▶ What you have to do
Leave out the pictures and reproduce all of the data exactly.

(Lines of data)
※ ※ ※
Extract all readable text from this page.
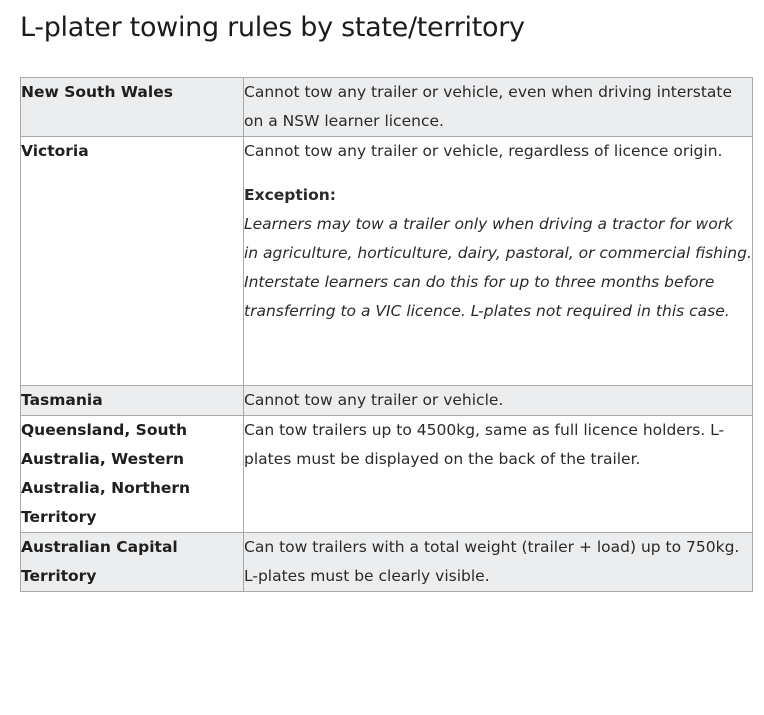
L-plater towing rules by state/territory
New South Wales	Cannot tow any trailer or vehicle, even when driving interstate on a NSW learner licence.

Victoria	Cannot tow any trailer or vehicle, regardless of licence origin.

Exception:

Learners may tow a trailer only when driving a tractor for work in agriculture, horticulture, dairy, pastoral, or commercial fishing. Interstate learners can do this for up to three months before transferring to a VIC licence. L-plates not required in this case.

Tasmania	Cannot tow any trailer or vehicle.

Queensland, South Australia, Western Australia, Northern Territory	Can tow trailers up to 4500kg, same as full licence holders. L-plates must be displayed on the back of the trailer.

Australian Capital Territory	Can tow trailers with a total weight (trailer + load) up to 750kg. L-plates must be clearly visible.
※ ※ ※
▶ Full response
Extract all readable text from this page.
L-plater towing rules by state/territory
New South Wales	Cannot tow any trailer or vehicle, even when driving interstate on a NSW learner licence.

Victoria	Cannot tow any trailer or vehicle, regardless of licence origin.

Exception:

Learners may tow a trailer only when driving a tractor for work in agriculture, horticulture, dairy, pastoral, or commercial fishing. Interstate learners can do this for up to three months before transferring to a VIC licence. L-plates not required in this case.

Tasmania	Cannot tow any trailer or vehicle.

Queensland, South Australia, Western Australia, Northern Territory	Can tow trailers up to 4500kg, same as full licence holders. L-plates must be displayed on the back of the trailer.

Australian Capital Territory	Can tow trailers with a total weight (trailer + load) up to 750kg. L-plates must be clearly visible.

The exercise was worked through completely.